-- START OF Material for this exercise --

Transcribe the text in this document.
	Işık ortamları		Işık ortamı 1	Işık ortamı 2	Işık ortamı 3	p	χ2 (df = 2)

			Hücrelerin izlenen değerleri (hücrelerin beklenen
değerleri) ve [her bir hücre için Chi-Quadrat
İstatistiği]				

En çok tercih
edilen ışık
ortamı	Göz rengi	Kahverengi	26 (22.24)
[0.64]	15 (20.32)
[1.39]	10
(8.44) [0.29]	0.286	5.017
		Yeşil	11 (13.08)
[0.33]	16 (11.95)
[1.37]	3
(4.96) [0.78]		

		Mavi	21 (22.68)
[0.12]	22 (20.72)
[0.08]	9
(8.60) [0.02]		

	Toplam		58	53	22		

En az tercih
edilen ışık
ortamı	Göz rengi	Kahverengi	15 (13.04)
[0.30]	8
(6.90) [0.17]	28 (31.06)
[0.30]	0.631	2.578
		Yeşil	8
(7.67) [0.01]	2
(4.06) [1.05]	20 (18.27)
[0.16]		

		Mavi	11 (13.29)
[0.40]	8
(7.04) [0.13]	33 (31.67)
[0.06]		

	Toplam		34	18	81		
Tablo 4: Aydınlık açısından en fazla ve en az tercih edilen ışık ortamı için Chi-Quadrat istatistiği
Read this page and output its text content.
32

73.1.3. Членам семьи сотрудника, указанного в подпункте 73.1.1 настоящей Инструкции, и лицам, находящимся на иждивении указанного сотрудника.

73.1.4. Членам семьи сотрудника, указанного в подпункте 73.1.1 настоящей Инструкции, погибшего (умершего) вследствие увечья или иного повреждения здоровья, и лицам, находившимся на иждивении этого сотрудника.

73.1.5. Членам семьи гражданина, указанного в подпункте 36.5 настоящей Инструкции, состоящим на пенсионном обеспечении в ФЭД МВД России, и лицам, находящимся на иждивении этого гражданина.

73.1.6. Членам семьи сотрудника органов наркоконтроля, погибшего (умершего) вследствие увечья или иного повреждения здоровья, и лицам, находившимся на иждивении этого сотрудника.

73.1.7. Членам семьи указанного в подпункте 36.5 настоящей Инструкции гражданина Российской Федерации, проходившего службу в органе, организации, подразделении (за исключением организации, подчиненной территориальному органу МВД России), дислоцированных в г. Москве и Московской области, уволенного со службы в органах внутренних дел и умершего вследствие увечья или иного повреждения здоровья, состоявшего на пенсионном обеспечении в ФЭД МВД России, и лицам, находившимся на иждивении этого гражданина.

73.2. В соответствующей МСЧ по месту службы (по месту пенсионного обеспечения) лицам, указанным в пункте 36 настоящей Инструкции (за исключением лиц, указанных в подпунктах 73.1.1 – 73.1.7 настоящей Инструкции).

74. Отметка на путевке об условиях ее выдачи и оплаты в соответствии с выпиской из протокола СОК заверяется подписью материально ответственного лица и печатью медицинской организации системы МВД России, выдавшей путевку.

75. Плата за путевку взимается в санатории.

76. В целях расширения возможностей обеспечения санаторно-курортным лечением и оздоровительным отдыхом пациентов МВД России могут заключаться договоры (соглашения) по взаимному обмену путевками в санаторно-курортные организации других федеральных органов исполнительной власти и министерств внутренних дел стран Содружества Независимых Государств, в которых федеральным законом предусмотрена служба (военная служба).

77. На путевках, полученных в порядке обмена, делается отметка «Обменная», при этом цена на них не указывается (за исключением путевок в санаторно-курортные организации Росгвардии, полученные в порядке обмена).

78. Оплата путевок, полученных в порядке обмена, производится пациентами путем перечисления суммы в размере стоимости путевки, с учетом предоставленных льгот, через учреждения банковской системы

-- END OF Material for this exercise --

# Directive:
All of the data above should be transcribed exactly.

# Task solution:
Transcribe the text in this document.
	Işık ortamları		Işık ortamı 1	Işık ortamı 2	Işık ortamı 3	p	χ2 (df = 2)

			Hücrelerin izlenen değerleri (hücrelerin beklenen
değerleri) ve [her bir hücre için Chi-Quadrat
İstatistiği]				

En çok tercih
edilen ışık
ortamı	Göz rengi	Kahverengi	26 (22.24)
[0.64]	15 (20.32)
[1.39]	10
(8.44) [0.29]	0.286	5.017
		Yeşil	11 (13.08)
[0.33]	16 (11.95)
[1.37]	3
(4.96) [0.78]		

		Mavi	21 (22.68)
[0.12]	22 (20.72)
[0.08]	9
(8.60) [0.02]		

	Toplam		58	53	22		

En az tercih
edilen ışık
ortamı	Göz rengi	Kahverengi	15 (13.04)
[0.30]	8
(6.90) [0.17]	28 (31.06)
[0.30]	0.631	2.578
		Yeşil	8
(7.67) [0.01]	2
(4.06) [1.05]	20 (18.27)
[0.16]		

		Mavi	11 (13.29)
[0.40]	8
(7.04) [0.13]	33 (31.67)
[0.06]		

	Toplam		34	18	81		
Tablo 4: Aydınlık açısından en fazla ve en az tercih edilen ışık ortamı için Chi-Quadrat istatistiği
Read this page and output its text content.
32

73.1.3. Членам семьи сотрудника, указанного в подпункте 73.1.1 настоящей Инструкции, и лицам, находящимся на иждивении указанного сотрудника.

73.1.4. Членам семьи сотрудника, указанного в подпункте 73.1.1 настоящей Инструкции, погибшего (умершего) вследствие увечья или иного повреждения здоровья, и лицам, находившимся на иждивении этого сотрудника.

73.1.5. Членам семьи гражданина, указанного в подпункте 36.5 настоящей Инструкции, состоящим на пенсионном обеспечении в ФЭД МВД России, и лицам, находящимся на иждивении этого гражданина.

73.1.6. Членам семьи сотрудника органов наркоконтроля, погибшего (умершего) вследствие увечья или иного повреждения здоровья, и лицам, находившимся на иждивении этого сотрудника.

73.1.7. Членам семьи указанного в подпункте 36.5 настоящей Инструкции гражданина Российской Федерации, проходившего службу в органе, организации, подразделении (за исключением организации, подчиненной территориальному органу МВД России), дислоцированных в г. Москве и Московской области, уволенного со службы в органах внутренних дел и умершего вследствие увечья или иного повреждения здоровья, состоявшего на пенсионном обеспечении в ФЭД МВД России, и лицам, находившимся на иждивении этого гражданина.

73.2. В соответствующей МСЧ по месту службы (по месту пенсионного обеспечения) лицам, указанным в пункте 36 настоящей Инструкции (за исключением лиц, указанных в подпунктах 73.1.1 – 73.1.7 настоящей Инструкции).

74. Отметка на путевке об условиях ее выдачи и оплаты в соответствии с выпиской из протокола СОК заверяется подписью материально ответственного лица и печатью медицинской организации системы МВД России, выдавшей путевку.

75. Плата за путевку взимается в санатории.

76. В целях расширения возможностей обеспечения санаторно-курортным лечением и оздоровительным отдыхом пациентов МВД России могут заключаться договоры (соглашения) по взаимному обмену путевками в санаторно-курортные организации других федеральных органов исполнительной власти и министерств внутренних дел стран Содружества Независимых Государств, в которых федеральным законом предусмотрена служба (военная служба).

77. На путевках, полученных в порядке обмена, делается отметка «Обменная», при этом цена на них не указывается (за исключением путевок в санаторно-курортные организации Росгвардии, полученные в порядке обмена).

78. Оплата путевок, полученных в порядке обмена, производится пациентами путем перечисления суммы в размере стоимости путевки, с учетом предоставленных льгот, через учреждения банковской системы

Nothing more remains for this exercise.